Extracted text
·····
Definitely should not accept a "telling off" that's totally different !

AnotherTimeMaybe Sat 20-Feb-16 10:32:20

Out of curiosity if she's not allowed to eat there why did you let her? Maybe he feels undermined?

AmIUnreasonablePlease Sat 20-Feb-16 10:32:21

It's so confusing liz70, as I feel he treats me like a child a lot of the time (probably due to the age we got together), yet I also have to mother him so much to avoid confrontation...

AmIUnreasonablePlease Sat 20-Feb-16 10:33:40

Because it's a rule we've never agreed upon anotertime, and he eats in the living room, in front of the kids. He will let her eat in the living room, when it's on his whim. He can change the rules, but I can't.

liz70 Sat 20-Feb-16 10:35:33

Adults don't tell each other off. They discuss matters; they may disagree, but they don't wag a finger. You're both equals so the way you term it being told off by him concerns me. Definitely time for some serious talking, with no name calling or insults ("what's crawled up your arse" I would find v. rude).

AmIUnreasonablePlease Sat 20-Feb-16 10:36:40

If I don't accept the telling off/argue back/ignore etc then it turns into a massive fight, with him threatening to leave, packing his bags in front of our crying daughter. I then have to apologize and beg him to stay.

got to go, as he wont leave me alone now, and keeps trying to draw me into argument.
·····
Problem 1
Output the forum thread text between "Because it's a" and "find v. rude).", inclusive.
Problem 2
Answer these questions from the forum thread:
(a) At what time did liz70 post?
(b) According to AmIUnreasonablePlease, where does the partner eat?
(c) What does the partner threaten to do when a massive fight develops?
Problem 3
List every post time that appears in the headers of the forum thread.

(Dataset entries)
·····
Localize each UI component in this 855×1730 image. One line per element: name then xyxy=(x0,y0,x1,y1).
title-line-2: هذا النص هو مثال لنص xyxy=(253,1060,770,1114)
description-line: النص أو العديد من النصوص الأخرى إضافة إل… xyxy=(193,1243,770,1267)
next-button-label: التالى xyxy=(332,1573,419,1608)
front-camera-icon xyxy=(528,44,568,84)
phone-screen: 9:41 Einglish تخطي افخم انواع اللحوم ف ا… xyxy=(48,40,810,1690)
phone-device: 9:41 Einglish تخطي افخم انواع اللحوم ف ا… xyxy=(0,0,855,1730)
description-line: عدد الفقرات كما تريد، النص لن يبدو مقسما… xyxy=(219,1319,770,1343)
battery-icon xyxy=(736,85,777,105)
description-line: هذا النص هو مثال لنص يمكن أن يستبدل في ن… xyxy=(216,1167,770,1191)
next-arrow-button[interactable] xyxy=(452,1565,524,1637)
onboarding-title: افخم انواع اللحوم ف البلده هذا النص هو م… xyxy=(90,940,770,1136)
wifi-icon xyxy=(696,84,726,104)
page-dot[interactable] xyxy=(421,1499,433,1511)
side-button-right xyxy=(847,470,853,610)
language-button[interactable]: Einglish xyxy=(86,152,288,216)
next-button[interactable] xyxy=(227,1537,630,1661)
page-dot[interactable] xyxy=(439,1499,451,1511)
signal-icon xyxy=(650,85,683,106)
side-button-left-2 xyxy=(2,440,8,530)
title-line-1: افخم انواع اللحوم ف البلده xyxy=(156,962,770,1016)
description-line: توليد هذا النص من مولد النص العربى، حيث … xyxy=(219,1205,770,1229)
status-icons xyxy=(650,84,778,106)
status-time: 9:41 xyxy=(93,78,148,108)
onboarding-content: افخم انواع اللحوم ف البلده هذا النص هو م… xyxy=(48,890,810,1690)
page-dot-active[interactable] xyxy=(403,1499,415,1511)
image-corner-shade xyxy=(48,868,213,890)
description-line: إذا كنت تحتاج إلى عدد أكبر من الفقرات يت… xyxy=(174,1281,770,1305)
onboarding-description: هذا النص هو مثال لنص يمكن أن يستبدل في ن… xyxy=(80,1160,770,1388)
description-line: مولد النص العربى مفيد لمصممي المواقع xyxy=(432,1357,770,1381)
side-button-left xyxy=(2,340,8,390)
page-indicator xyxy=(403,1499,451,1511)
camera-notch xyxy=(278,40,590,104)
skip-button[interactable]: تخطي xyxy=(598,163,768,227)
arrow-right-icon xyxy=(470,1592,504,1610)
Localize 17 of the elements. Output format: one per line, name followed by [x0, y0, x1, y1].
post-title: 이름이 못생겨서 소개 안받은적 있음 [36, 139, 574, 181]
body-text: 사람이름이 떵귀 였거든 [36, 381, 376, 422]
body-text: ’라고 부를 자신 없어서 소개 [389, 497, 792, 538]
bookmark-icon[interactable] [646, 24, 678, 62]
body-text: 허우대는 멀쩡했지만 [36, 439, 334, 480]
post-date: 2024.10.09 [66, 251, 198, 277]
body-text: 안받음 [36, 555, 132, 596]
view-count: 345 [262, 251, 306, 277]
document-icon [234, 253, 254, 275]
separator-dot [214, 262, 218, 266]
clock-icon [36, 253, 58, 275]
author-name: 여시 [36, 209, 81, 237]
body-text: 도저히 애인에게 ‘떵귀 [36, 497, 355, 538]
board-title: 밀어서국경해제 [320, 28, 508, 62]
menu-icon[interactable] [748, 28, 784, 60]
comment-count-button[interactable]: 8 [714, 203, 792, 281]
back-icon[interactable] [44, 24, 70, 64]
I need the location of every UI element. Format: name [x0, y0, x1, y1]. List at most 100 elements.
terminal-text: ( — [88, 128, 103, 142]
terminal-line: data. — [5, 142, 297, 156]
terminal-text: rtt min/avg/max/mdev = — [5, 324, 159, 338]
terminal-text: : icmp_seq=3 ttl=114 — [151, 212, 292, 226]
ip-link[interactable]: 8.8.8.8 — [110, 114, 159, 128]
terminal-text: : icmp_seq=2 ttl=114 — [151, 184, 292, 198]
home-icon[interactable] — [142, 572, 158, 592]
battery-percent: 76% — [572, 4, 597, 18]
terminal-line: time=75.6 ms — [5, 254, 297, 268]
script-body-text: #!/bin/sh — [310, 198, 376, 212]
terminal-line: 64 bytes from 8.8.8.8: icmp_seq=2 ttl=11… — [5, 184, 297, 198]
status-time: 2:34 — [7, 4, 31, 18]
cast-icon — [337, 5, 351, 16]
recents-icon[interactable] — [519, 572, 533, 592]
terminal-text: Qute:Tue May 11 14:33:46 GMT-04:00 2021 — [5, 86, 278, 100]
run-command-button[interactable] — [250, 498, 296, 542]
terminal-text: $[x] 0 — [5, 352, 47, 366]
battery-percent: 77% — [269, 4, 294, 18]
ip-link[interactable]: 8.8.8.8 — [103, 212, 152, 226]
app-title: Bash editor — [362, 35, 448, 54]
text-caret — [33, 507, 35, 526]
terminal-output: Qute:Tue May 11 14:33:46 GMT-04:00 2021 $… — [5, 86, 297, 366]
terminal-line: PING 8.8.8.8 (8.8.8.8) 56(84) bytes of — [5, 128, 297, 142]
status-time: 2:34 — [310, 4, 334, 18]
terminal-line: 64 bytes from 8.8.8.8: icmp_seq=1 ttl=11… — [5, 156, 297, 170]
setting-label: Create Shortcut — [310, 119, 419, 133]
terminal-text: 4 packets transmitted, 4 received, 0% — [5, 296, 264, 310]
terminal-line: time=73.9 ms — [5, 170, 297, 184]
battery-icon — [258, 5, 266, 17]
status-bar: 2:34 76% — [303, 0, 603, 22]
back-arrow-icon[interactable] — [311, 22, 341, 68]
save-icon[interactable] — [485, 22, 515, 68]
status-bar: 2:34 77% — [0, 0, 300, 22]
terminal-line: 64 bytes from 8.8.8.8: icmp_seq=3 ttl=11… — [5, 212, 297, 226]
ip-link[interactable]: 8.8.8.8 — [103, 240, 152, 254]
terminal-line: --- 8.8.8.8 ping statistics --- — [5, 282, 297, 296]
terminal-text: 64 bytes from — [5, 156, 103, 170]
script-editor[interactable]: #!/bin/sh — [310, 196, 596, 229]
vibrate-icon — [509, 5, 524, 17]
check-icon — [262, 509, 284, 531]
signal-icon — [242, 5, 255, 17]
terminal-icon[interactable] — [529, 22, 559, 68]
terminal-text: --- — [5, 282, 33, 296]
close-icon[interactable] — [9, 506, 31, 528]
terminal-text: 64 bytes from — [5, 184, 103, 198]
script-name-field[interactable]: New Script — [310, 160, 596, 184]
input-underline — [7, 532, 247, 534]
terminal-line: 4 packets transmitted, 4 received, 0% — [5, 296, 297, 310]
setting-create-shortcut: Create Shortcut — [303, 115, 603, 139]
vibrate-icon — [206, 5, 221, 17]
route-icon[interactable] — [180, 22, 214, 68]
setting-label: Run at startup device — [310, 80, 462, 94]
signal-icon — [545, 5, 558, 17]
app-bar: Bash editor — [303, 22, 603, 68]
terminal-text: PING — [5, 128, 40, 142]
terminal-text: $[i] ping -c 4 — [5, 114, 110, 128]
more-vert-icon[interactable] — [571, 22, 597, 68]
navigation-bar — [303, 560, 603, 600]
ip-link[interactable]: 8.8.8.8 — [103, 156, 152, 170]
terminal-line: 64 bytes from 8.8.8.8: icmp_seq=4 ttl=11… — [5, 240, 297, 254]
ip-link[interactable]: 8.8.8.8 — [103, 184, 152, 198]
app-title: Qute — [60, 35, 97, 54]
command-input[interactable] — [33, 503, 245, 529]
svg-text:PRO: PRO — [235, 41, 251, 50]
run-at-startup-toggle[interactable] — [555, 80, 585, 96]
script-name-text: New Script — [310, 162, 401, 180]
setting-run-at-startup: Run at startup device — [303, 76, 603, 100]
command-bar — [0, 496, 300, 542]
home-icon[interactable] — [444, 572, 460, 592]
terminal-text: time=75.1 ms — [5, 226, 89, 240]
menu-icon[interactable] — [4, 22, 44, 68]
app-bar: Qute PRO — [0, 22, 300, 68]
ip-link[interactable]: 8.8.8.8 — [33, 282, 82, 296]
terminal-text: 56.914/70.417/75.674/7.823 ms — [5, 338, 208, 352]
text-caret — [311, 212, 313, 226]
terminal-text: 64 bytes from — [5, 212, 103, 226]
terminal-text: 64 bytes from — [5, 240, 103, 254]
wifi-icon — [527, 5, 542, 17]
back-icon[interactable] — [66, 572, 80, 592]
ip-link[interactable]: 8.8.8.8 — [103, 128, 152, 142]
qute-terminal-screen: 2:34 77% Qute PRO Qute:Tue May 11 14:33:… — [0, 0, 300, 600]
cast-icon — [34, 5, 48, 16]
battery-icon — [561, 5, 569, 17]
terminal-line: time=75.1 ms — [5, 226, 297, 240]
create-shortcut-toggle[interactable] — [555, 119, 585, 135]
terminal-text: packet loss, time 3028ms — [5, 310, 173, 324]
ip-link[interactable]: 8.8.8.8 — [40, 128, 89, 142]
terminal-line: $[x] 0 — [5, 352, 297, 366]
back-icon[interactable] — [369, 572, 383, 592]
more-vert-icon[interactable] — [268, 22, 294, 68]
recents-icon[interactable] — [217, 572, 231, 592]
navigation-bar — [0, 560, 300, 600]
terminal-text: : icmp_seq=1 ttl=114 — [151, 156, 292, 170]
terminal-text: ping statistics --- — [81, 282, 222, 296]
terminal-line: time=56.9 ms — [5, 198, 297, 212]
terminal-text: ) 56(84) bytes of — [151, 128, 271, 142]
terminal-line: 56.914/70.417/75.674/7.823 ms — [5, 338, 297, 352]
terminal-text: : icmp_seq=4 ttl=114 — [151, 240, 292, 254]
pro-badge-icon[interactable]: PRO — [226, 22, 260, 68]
·····
Task response 1
Because it's a rule we've never agreed upon anotertime, and he eats in the living room, in front of the kids. He will let her eat in the living room, when it's on his whim. He can change the rules, but I can't.

liz70 Sat 20-Feb-16 10:35:33

Adults don't tell each other off. They discuss matters; they may disagree, but they don't wag a finger. You're both equals so the way you term it being told off by him concerns me. Definitely time for some serious talking, with no name calling or insults ("what's crawled up your arse" I would find v. rude).

Task response 2
(a) 10:35:33 on Sat 20-Feb-16.
(b) In the living room, in front of the kids.
(c) He threatens to leave, packing his bags in front of their crying daughter.

Task response 3
10:32:20
10:32:21
10:33:40
10:35:33
10:36:40